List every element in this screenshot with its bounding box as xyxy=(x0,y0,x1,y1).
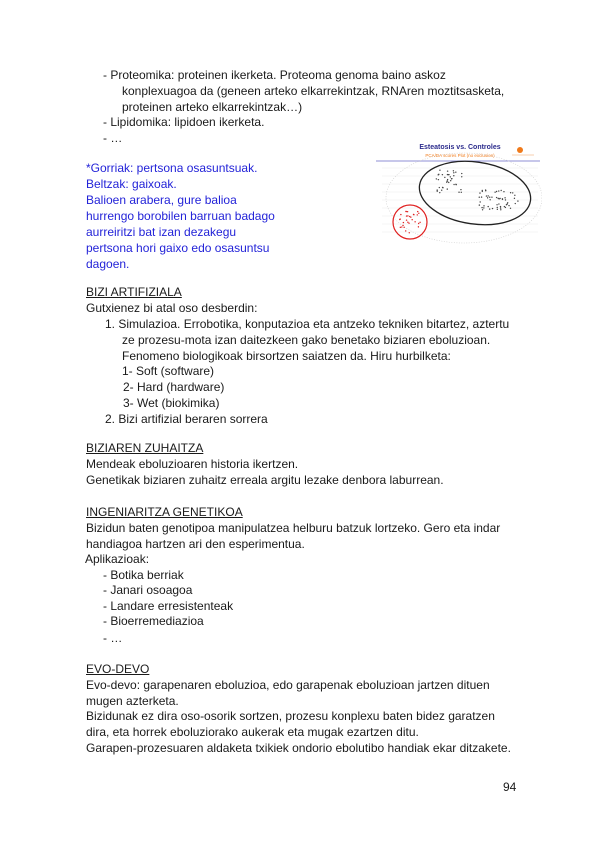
data-point xyxy=(447,179,448,180)
data-point xyxy=(407,222,408,223)
data-point xyxy=(403,222,404,223)
data-point xyxy=(510,192,511,193)
list-item-continuation: konplexuagoa da (geneen arteko elkarrekintzak, RNAren moztitsasketa, xyxy=(122,84,505,98)
data-point xyxy=(500,190,501,191)
data-point xyxy=(441,190,442,191)
data-point xyxy=(487,206,488,207)
data-point xyxy=(447,180,448,181)
paragraph-line: Gutxienez bi atal oso desberdin: xyxy=(86,301,258,315)
data-point xyxy=(497,209,498,210)
data-point xyxy=(507,202,508,203)
data-point xyxy=(409,232,410,233)
data-point xyxy=(514,198,515,199)
data-point xyxy=(407,211,408,212)
data-point xyxy=(439,192,440,193)
note-line: pertsona hori gaixo edo osasuntsu xyxy=(86,241,270,255)
data-point xyxy=(438,174,439,175)
paragraph-line: Bizidun baten genotipoa manipulatzea helburu batzuk lortzeko. Gero eta indar xyxy=(86,521,501,535)
paragraph-line: Garapen-prozesuaren aldaketa txikiek ondorio ebolutibo handiak ekar ditzakete. xyxy=(86,741,511,755)
data-point xyxy=(399,219,400,220)
data-point xyxy=(458,192,459,193)
paragraph-line: Mendeak eboluzioaren historia ikertzen. xyxy=(86,457,299,471)
data-point xyxy=(411,219,412,220)
list-item-continuation: proteinen arteko elkarrekintzak…) xyxy=(122,100,303,114)
list-item-continuation: ze prozesu-mota izan daitezkeen gako benetako biziaren eboluzioan. xyxy=(122,333,491,347)
paragraph-line: Evo-devo: garapenaren eboluzioa, edo garapenak eboluzioan jartzen dituen xyxy=(86,678,490,692)
data-point xyxy=(439,187,440,188)
data-point xyxy=(453,175,454,176)
note-line: Balioen arabera, gure balioa xyxy=(86,193,237,207)
sub-list-item: 1- Soft (software) xyxy=(122,364,215,378)
data-point xyxy=(482,209,483,210)
data-point xyxy=(485,189,486,190)
data-point xyxy=(437,191,438,192)
paragraph-line: dira, eta horrek eboluziorako aukerak eta mugak ezartzen ditu. xyxy=(86,725,419,739)
data-point xyxy=(481,196,482,197)
data-point xyxy=(442,187,443,188)
data-point xyxy=(450,180,451,181)
note-line: Beltzak: gaixoak. xyxy=(86,177,177,191)
data-point xyxy=(496,204,497,205)
section-heading: INGENIARITZA GENETIKOA xyxy=(86,505,243,519)
data-point xyxy=(482,191,483,192)
data-point xyxy=(417,214,418,215)
data-point xyxy=(503,191,504,192)
note-line: dagoen. xyxy=(86,257,130,271)
data-point xyxy=(451,178,452,179)
list-item: - Botika berriak xyxy=(103,568,184,582)
data-point xyxy=(487,197,488,198)
data-point xyxy=(500,206,501,207)
paragraph-line: Aplikazioak: xyxy=(85,552,150,566)
section-heading: EVO-DEVO xyxy=(86,662,150,676)
list-item: - Bioerremediazioa xyxy=(103,614,204,628)
data-point xyxy=(492,208,493,209)
data-point xyxy=(448,182,449,183)
figure-title: Esteatosis vs. Controles xyxy=(419,144,501,151)
paragraph-line: handiagoa hartzen ari den esperimentua. xyxy=(86,537,305,551)
sub-list-item: 2- Hard (hardware) xyxy=(123,380,225,394)
data-point xyxy=(494,191,495,192)
data-point xyxy=(444,177,445,178)
data-point xyxy=(418,226,419,227)
data-point xyxy=(508,205,509,206)
list-item: 1. Simulazioa. Errobotika, konputazioa eta antzeko tekniken bitartez, aztertu xyxy=(105,317,510,331)
data-point xyxy=(488,195,489,196)
note-line: aurreiritzi bat izan dezakegu xyxy=(86,225,237,239)
paragraph-line: Bizidunak ez dira oso-osorik sortzen, prozesu konplexu baten bidez garatzen xyxy=(86,709,495,723)
pca-scores-figure xyxy=(374,138,542,252)
data-point xyxy=(405,230,406,231)
data-point xyxy=(460,189,461,190)
data-point xyxy=(402,225,403,226)
data-point xyxy=(479,192,480,193)
data-point xyxy=(418,213,419,214)
data-point xyxy=(483,205,484,206)
data-point xyxy=(414,221,415,222)
figure-subtitle: PCA/DA scores Plot (no exclusion) xyxy=(425,153,495,158)
data-point xyxy=(517,200,518,201)
data-point xyxy=(514,195,515,196)
list-item: 2. Bizi artifizial beraren sorrera xyxy=(105,412,268,426)
data-point xyxy=(483,207,484,208)
section-heading: BIZI ARTIFIZIALA xyxy=(86,285,182,299)
data-point xyxy=(498,203,499,204)
data-point xyxy=(479,204,480,205)
data-point xyxy=(447,188,448,189)
section-heading: BIZIAREN ZUHAITZA xyxy=(86,441,204,455)
data-point xyxy=(400,214,401,215)
list-item: - Janari osoagoa xyxy=(103,583,193,597)
data-point xyxy=(461,173,462,174)
data-point xyxy=(504,206,505,207)
data-point xyxy=(447,170,448,171)
data-point xyxy=(515,203,516,204)
data-point xyxy=(497,207,498,208)
data-point xyxy=(403,227,404,228)
data-point xyxy=(479,196,480,197)
data-point xyxy=(461,176,462,177)
list-item-continuation: Fenomeno biologikoak birsortzen saiatzen da. Hiru hurbilketa: xyxy=(122,349,451,363)
list-item: - … xyxy=(103,631,123,645)
data-point xyxy=(500,207,501,208)
data-point xyxy=(408,222,409,223)
data-point xyxy=(401,226,402,227)
data-point xyxy=(417,211,418,212)
list-item: - … xyxy=(103,131,123,145)
data-point xyxy=(453,170,454,171)
data-point xyxy=(400,227,401,228)
data-point xyxy=(489,196,490,197)
data-point xyxy=(436,178,437,179)
confidence-ellipse xyxy=(386,153,542,243)
data-point xyxy=(418,223,419,224)
data-point xyxy=(496,197,497,198)
paragraph-line: mugen azterketa. xyxy=(86,694,179,708)
sub-list-item: 3- Wet (biokimika) xyxy=(123,396,220,410)
data-point xyxy=(496,191,497,192)
data-point xyxy=(461,192,462,193)
sick-group-ellipse xyxy=(415,155,535,232)
data-point xyxy=(455,184,456,185)
data-point xyxy=(419,222,420,223)
data-point xyxy=(489,208,490,209)
data-point xyxy=(413,214,414,215)
data-point xyxy=(447,174,448,175)
data-point xyxy=(455,171,456,172)
healthy-group-circle xyxy=(393,205,427,239)
data-point xyxy=(502,199,503,200)
data-point xyxy=(505,199,506,200)
data-point xyxy=(450,176,451,177)
data-point xyxy=(442,174,443,175)
data-point xyxy=(407,215,408,216)
data-point xyxy=(439,170,440,171)
list-item: - Lipidomika: lipidoen ikerketa. xyxy=(103,115,265,129)
data-point xyxy=(500,209,501,210)
data-point xyxy=(498,198,499,199)
data-point xyxy=(491,196,492,197)
list-item: - Proteomika: proteinen ikerketa. Proteoma genoma baino askoz xyxy=(103,68,446,82)
data-point xyxy=(446,182,447,183)
note-line: hurrengo borobilen barruan badago xyxy=(86,209,275,223)
data-point xyxy=(453,172,454,173)
data-point xyxy=(486,195,487,196)
data-point xyxy=(406,219,407,220)
paragraph-line: Genetikak biziaren zuhaitz erreala argitu lezake denbora laburrean. xyxy=(86,473,444,487)
list-item: - Landare erresistenteak xyxy=(103,599,234,613)
data-point xyxy=(489,199,490,200)
data-point xyxy=(406,215,407,216)
data-point xyxy=(438,179,439,180)
data-point xyxy=(453,184,454,185)
data-point xyxy=(479,201,480,202)
data-point xyxy=(512,192,513,193)
page-number: 94 xyxy=(503,780,517,794)
data-point xyxy=(498,190,499,191)
data-point xyxy=(504,197,505,198)
data-point xyxy=(481,207,482,208)
note-line: *Gorriak: pertsona osasuntsuak. xyxy=(86,161,258,175)
logo-icon xyxy=(512,147,534,155)
data-point xyxy=(510,208,511,209)
data-point xyxy=(406,211,407,212)
data-point xyxy=(410,216,411,217)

==================================================

(Assigned task) Return the number of lines in the material holding the string "izan", and no other text.

(Answer space) 2